## Written task
Filter the records below for the word "from". Copy each line that holds it.

(Stored data)
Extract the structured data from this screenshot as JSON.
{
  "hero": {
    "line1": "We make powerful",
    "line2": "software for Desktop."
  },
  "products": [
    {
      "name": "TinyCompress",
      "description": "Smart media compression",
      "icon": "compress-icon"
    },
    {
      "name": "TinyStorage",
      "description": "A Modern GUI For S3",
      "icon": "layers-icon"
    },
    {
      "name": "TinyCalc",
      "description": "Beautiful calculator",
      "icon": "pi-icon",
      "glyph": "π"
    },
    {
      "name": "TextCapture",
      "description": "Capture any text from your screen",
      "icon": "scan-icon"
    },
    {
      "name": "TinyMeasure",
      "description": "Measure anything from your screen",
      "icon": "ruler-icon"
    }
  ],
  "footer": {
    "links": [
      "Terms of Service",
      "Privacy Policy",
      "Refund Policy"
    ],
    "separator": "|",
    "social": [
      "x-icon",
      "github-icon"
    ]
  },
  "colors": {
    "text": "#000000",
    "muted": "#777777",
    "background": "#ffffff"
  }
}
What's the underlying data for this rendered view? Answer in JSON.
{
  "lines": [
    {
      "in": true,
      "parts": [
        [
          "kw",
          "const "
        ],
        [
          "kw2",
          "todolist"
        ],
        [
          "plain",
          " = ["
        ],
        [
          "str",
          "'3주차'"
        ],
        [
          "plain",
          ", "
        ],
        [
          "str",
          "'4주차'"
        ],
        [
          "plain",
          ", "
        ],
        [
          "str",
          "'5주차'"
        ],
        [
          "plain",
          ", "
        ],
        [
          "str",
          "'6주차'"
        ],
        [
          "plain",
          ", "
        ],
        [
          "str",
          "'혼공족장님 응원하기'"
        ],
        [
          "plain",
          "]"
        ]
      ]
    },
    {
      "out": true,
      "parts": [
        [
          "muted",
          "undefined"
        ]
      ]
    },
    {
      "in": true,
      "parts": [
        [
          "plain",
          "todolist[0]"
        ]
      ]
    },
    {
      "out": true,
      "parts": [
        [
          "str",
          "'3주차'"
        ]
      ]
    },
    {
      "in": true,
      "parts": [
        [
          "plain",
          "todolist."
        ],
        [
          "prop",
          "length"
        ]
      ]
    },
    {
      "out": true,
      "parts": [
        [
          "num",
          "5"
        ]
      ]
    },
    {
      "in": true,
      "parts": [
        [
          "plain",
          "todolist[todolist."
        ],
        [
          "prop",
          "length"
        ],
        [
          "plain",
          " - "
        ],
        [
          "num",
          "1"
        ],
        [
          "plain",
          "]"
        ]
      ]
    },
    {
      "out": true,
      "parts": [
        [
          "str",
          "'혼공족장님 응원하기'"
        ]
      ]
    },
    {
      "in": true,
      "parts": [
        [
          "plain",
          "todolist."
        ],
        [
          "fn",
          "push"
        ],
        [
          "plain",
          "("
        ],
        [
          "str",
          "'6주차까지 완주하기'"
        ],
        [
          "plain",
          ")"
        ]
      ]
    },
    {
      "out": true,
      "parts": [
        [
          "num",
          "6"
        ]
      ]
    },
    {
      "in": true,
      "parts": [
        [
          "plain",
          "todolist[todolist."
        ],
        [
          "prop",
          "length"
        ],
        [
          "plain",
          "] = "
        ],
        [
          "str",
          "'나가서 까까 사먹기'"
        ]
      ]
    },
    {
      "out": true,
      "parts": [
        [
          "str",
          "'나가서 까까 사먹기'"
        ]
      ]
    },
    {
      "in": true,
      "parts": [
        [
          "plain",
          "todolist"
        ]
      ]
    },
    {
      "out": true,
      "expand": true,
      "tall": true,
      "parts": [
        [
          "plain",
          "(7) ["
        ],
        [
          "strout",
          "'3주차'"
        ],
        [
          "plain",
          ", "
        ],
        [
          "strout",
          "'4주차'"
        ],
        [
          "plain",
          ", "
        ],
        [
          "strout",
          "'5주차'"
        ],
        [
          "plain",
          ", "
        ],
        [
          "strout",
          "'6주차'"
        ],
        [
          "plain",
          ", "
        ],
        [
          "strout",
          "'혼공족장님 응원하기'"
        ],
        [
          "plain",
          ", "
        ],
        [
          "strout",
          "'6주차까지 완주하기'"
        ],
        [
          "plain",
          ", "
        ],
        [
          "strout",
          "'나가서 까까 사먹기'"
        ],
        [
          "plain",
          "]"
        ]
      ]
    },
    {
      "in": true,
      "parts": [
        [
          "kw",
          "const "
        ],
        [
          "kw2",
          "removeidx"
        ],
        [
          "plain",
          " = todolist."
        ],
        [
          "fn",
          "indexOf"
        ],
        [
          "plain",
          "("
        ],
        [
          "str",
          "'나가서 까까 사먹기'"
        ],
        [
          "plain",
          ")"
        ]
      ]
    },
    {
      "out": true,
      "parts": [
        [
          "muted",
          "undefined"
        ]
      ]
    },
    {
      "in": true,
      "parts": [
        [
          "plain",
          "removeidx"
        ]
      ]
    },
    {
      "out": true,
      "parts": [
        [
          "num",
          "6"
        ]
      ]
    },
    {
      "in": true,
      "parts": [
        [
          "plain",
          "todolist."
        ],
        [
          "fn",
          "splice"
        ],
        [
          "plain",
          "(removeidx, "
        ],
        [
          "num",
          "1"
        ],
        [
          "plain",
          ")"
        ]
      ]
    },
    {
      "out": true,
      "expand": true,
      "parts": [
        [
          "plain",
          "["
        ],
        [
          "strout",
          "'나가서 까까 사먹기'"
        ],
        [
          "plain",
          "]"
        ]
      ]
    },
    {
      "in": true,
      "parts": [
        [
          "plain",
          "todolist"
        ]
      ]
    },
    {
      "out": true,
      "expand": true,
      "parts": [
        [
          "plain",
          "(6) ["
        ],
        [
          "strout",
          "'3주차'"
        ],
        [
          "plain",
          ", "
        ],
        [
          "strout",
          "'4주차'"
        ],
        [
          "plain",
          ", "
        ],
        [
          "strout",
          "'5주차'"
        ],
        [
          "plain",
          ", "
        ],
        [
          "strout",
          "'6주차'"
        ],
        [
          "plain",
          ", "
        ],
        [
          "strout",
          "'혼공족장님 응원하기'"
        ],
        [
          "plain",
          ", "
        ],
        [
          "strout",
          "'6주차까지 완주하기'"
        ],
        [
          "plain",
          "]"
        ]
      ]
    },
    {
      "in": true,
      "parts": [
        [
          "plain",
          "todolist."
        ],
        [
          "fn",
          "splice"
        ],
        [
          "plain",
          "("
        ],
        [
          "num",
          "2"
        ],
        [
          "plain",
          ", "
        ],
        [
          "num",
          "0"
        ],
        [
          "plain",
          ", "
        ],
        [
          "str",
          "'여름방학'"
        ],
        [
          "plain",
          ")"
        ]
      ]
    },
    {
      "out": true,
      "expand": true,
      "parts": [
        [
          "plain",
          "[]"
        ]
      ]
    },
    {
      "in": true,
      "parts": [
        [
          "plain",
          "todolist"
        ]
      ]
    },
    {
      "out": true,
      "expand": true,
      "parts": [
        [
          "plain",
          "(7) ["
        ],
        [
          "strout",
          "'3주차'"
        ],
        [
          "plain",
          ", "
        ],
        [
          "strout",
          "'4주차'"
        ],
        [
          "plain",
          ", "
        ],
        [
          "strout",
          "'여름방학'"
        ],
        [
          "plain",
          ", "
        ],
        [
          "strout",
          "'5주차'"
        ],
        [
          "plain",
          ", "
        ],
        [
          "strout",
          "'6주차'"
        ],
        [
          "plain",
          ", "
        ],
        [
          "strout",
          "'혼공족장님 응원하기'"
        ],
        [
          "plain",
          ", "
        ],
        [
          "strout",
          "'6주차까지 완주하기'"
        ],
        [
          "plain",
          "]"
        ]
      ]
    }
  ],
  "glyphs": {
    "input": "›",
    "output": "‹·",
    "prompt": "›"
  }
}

## The answer
Extract the structured data from this screenshot as JSON.
      "description": "Capture any text from your screen",
      "description": "Measure anything from your screen",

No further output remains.